- Excerpted records:

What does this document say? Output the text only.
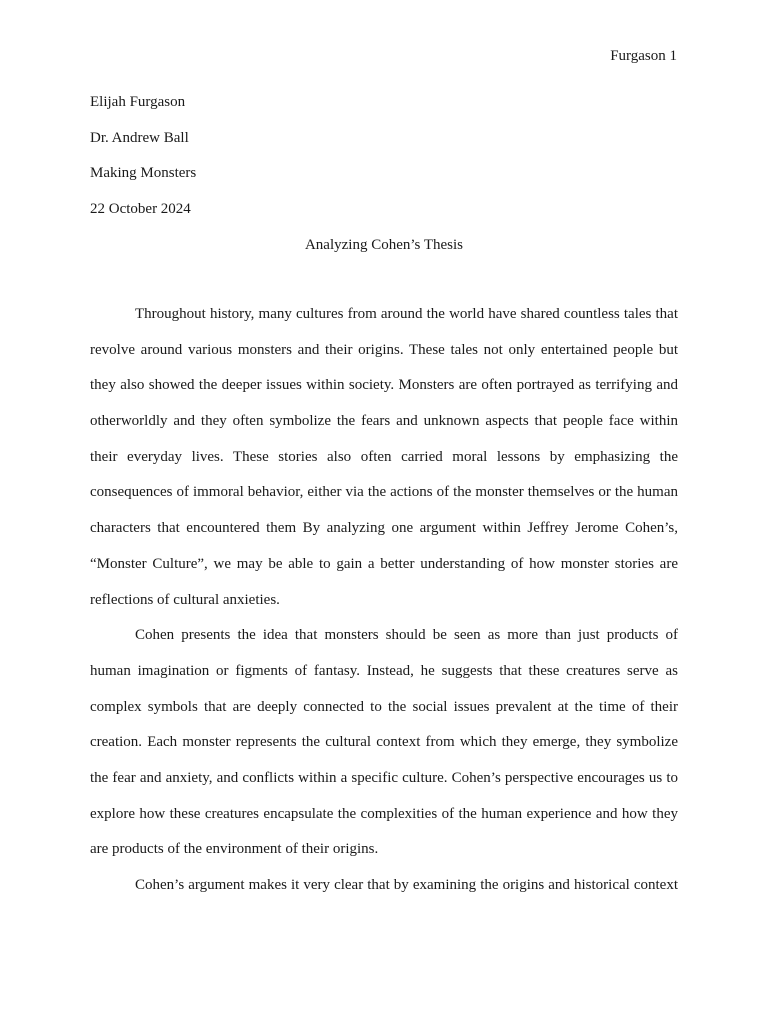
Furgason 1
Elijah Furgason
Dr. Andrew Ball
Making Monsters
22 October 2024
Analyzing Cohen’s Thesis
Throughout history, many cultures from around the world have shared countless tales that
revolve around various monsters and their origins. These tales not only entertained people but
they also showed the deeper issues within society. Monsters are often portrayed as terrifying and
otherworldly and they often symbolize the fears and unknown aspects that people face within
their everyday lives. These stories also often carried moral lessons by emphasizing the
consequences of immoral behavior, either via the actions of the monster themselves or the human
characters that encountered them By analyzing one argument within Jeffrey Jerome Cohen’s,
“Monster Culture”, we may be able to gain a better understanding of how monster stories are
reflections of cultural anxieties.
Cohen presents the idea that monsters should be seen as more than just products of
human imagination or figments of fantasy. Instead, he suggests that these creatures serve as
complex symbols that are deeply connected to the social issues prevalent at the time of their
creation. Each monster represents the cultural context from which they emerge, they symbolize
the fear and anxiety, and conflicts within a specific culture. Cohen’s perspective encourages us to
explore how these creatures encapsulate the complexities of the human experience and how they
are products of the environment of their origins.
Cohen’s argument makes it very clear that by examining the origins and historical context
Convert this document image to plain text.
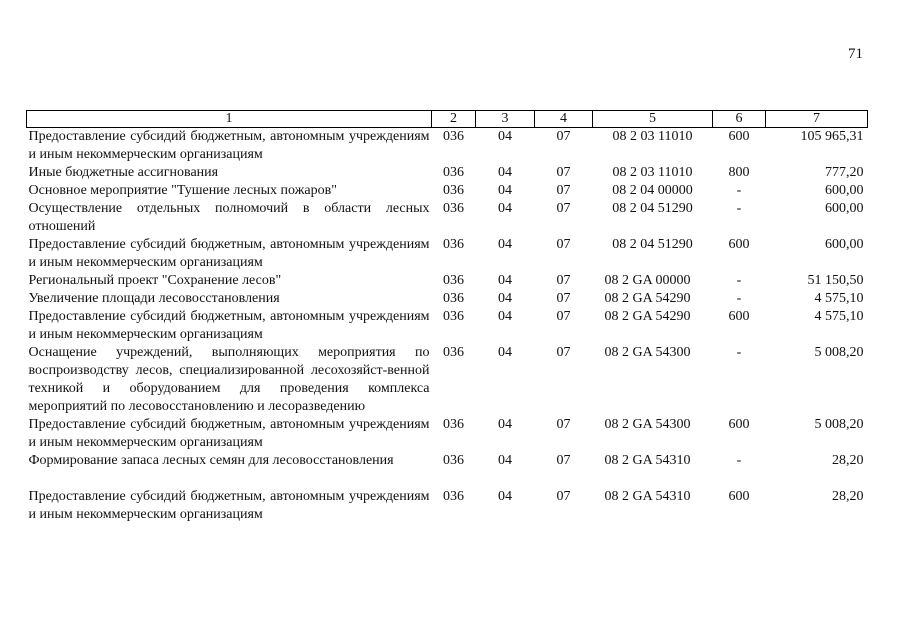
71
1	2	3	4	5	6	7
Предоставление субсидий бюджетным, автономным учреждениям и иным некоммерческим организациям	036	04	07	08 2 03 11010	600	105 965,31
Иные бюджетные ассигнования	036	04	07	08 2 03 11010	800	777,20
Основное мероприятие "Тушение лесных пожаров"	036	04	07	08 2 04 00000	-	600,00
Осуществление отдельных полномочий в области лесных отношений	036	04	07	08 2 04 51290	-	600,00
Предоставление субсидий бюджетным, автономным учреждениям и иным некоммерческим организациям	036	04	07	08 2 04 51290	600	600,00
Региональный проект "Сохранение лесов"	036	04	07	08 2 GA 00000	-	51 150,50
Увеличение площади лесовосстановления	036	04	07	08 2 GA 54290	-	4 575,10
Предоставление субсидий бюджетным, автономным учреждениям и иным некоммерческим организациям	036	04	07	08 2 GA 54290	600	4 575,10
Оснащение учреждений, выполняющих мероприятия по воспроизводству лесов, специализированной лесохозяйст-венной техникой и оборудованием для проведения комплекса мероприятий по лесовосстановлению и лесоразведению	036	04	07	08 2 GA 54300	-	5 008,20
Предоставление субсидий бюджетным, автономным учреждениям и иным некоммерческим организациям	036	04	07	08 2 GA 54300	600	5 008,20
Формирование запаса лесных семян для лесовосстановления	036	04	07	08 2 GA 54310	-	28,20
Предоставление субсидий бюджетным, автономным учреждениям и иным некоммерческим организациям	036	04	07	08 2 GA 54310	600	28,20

* * *

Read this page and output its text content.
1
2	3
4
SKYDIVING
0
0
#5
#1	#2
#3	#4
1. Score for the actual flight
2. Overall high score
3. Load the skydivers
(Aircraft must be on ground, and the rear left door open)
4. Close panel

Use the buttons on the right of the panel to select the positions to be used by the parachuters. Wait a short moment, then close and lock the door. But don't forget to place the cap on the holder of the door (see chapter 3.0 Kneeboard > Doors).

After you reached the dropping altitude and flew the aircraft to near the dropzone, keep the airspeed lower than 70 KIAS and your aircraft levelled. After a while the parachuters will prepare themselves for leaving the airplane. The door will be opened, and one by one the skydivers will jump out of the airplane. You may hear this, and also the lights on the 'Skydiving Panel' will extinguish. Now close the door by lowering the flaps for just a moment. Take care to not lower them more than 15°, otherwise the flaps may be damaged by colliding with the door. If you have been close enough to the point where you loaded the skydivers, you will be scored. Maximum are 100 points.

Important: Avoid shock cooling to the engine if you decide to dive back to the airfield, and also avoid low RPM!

- Stated problem: Using the records above, copy every line that has the word "only" in it.

- Full answer:
What does this document say? Output the text only.
revolve around various monsters and their origins. These tales not only entertained people but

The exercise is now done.